▶ _Direction_:
Send back the records in full, character for character.

-- start --

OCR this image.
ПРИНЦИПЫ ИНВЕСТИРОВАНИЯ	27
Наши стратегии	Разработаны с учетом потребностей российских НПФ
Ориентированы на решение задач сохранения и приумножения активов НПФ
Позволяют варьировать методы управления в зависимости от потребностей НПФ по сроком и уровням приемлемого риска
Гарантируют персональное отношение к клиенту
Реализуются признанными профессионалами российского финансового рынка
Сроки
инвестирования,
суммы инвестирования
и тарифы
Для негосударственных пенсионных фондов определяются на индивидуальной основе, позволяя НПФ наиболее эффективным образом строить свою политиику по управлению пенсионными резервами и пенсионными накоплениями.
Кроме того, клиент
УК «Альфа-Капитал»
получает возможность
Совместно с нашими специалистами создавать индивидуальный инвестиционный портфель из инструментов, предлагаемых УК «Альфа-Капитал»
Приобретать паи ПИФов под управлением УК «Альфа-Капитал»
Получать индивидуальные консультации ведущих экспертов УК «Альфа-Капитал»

-- end --

▶ _Task answer_:
OCR this image.
ПРИНЦИПЫ ИНВЕСТИРОВАНИЯ	27
Наши стратегии	Разработаны с учетом потребностей российских НПФ
Ориентированы на решение задач сохранения и приумножения активов НПФ
Позволяют варьировать методы управления в зависимости от потребностей НПФ по сроком и уровням приемлемого риска
Гарантируют персональное отношение к клиенту
Реализуются признанными профессионалами российского финансового рынка
Сроки
инвестирования,
суммы инвестирования
и тарифы
Для негосударственных пенсионных фондов определяются на индивидуальной основе, позволяя НПФ наиболее эффективным образом строить свою политиику по управлению пенсионными резервами и пенсионными накоплениями.
Кроме того, клиент
УК «Альфа-Капитал»
получает возможность
Совместно с нашими специалистами создавать индивидуальный инвестиционный портфель из инструментов, предлагаемых УК «Альфа-Капитал»
Приобретать паи ПИФов под управлением УК «Альфа-Капитал»
Получать индивидуальные консультации ведущих экспертов УК «Альфа-Капитал»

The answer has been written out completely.